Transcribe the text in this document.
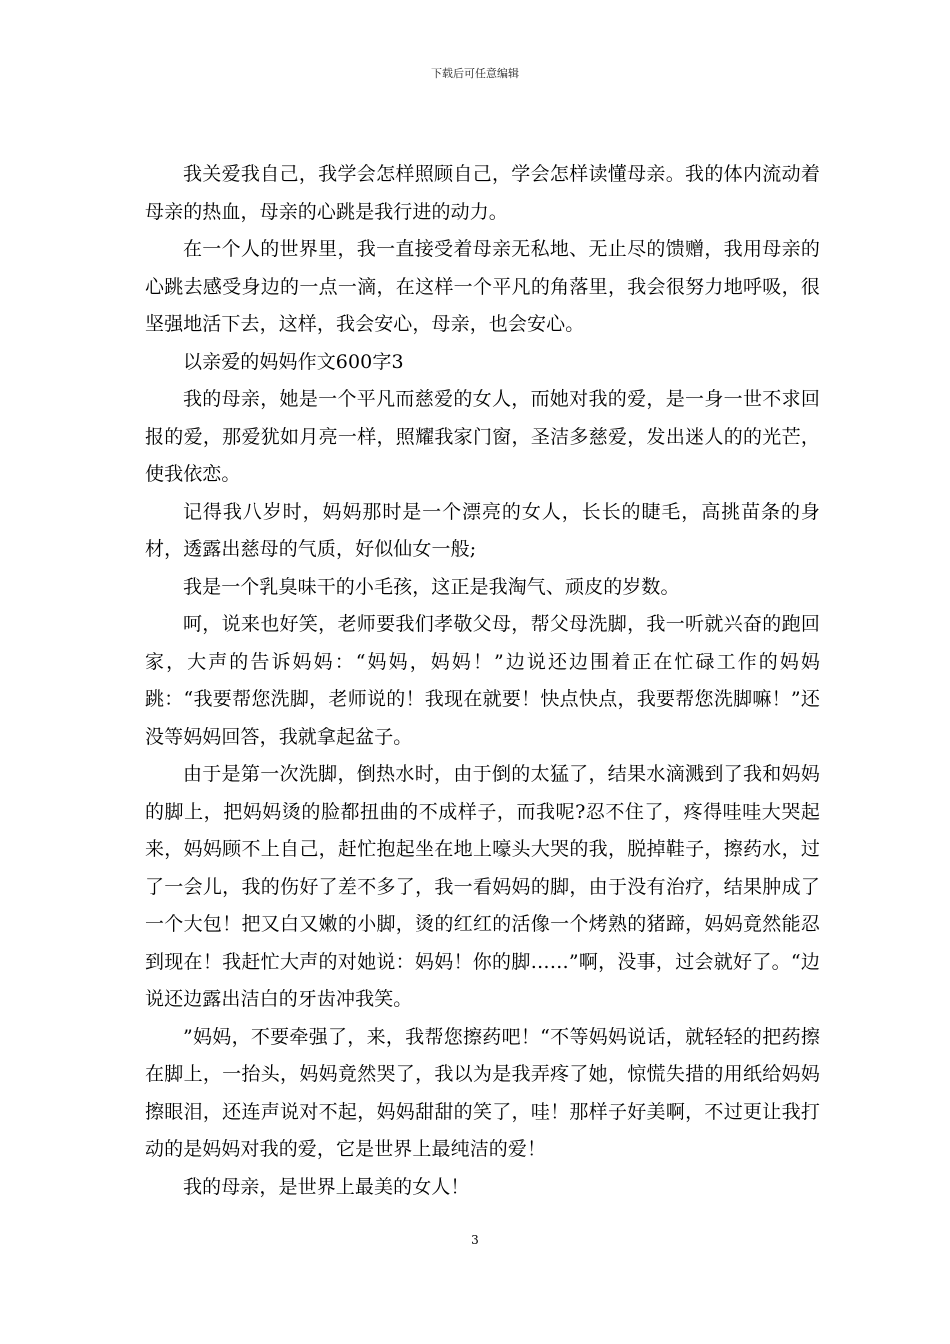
下载后可任意编辑

我关爱我自己，我学会怎样照顾自己，学会怎样读懂母亲。我的体内流动着母亲的热血，母亲的心跳是我行进的动力。

在一个人的世界里，我一直接受着母亲无私地、无止尽的馈赠，我用母亲的心跳去感受身边的一点一滴，在这样一个平凡的角落里，我会很努力地呼吸，很坚强地活下去，这样，我会安心，母亲，也会安心。

以亲爱的妈妈作文600字3

我的母亲，她是一个平凡而慈爱的女人，而她对我的爱，是一身一世不求回报的爱，那爱犹如月亮一样，照耀我家门窗，圣洁多慈爱，发出迷人的的光芒，使我依恋。

记得我八岁时，妈妈那时是一个漂亮的女人，长长的睫毛，高挑苗条的身材，透露出慈母的气质，好似仙女一般;

我是一个乳臭味干的小毛孩，这正是我淘气、顽皮的岁数。

呵，说来也好笑，老师要我们孝敬父母，帮父母洗脚，我一听就兴奋的跑回家，大声的告诉妈妈：“妈妈，妈妈！”边说还边围着正在忙碌工作的妈妈跳：“我要帮您洗脚，老师说的！我现在就要！快点快点，我要帮您洗脚嘛！”还没等妈妈回答，我就拿起盆子。

由于是第一次洗脚，倒热水时，由于倒的太猛了，结果水滴溅到了我和妈妈的脚上，把妈妈烫的脸都扭曲的不成样子，而我呢?忍不住了，疼得哇哇大哭起来，妈妈顾不上自己，赶忙抱起坐在地上嚎头大哭的我，脱掉鞋子，擦药水，过了一会儿，我的伤好了差不多了，我一看妈妈的脚，由于没有治疗，结果肿成了一个大包！把又白又嫩的小脚，烫的红红的活像一个烤熟的猪蹄，妈妈竟然能忍到现在！我赶忙大声的对她说：妈妈！你的脚……”啊，没事，过会就好了。“边说还边露出洁白的牙齿冲我笑。

”妈妈，不要牵强了，来，我帮您擦药吧！“不等妈妈说话，就轻轻的把药擦在脚上，一抬头，妈妈竟然哭了，我以为是我弄疼了她，惊慌失措的用纸给妈妈擦眼泪，还连声说对不起，妈妈甜甜的笑了，哇！那样子好美啊，不过更让我打动的是妈妈对我的爱，它是世界上最纯洁的爱！

我的母亲，是世界上最美的女人！

3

.....

→ Exercise directions: Retype each record exactly as it stands, but do not include the pictures.

→ Task output:
Transcribe the text in this document.
下载后可任意编辑

我关爱我自己，我学会怎样照顾自己，学会怎样读懂母亲。我的体内流动着母亲的热血，母亲的心跳是我行进的动力。

在一个人的世界里，我一直接受着母亲无私地、无止尽的馈赠，我用母亲的心跳去感受身边的一点一滴，在这样一个平凡的角落里，我会很努力地呼吸，很坚强地活下去，这样，我会安心，母亲，也会安心。

以亲爱的妈妈作文600字3

我的母亲，她是一个平凡而慈爱的女人，而她对我的爱，是一身一世不求回报的爱，那爱犹如月亮一样，照耀我家门窗，圣洁多慈爱，发出迷人的的光芒，使我依恋。

记得我八岁时，妈妈那时是一个漂亮的女人，长长的睫毛，高挑苗条的身材，透露出慈母的气质，好似仙女一般;

我是一个乳臭味干的小毛孩，这正是我淘气、顽皮的岁数。

呵，说来也好笑，老师要我们孝敬父母，帮父母洗脚，我一听就兴奋的跑回家，大声的告诉妈妈：“妈妈，妈妈！”边说还边围着正在忙碌工作的妈妈跳：“我要帮您洗脚，老师说的！我现在就要！快点快点，我要帮您洗脚嘛！”还没等妈妈回答，我就拿起盆子。

由于是第一次洗脚，倒热水时，由于倒的太猛了，结果水滴溅到了我和妈妈的脚上，把妈妈烫的脸都扭曲的不成样子，而我呢?忍不住了，疼得哇哇大哭起来，妈妈顾不上自己，赶忙抱起坐在地上嚎头大哭的我，脱掉鞋子，擦药水，过了一会儿，我的伤好了差不多了，我一看妈妈的脚，由于没有治疗，结果肿成了一个大包！把又白又嫩的小脚，烫的红红的活像一个烤熟的猪蹄，妈妈竟然能忍到现在！我赶忙大声的对她说：妈妈！你的脚……”啊，没事，过会就好了。“边说还边露出洁白的牙齿冲我笑。

”妈妈，不要牵强了，来，我帮您擦药吧！“不等妈妈说话，就轻轻的把药擦在脚上，一抬头，妈妈竟然哭了，我以为是我弄疼了她，惊慌失措的用纸给妈妈擦眼泪，还连声说对不起，妈妈甜甜的笑了，哇！那样子好美啊，不过更让我打动的是妈妈对我的爱，它是世界上最纯洁的爱！

我的母亲，是世界上最美的女人！

3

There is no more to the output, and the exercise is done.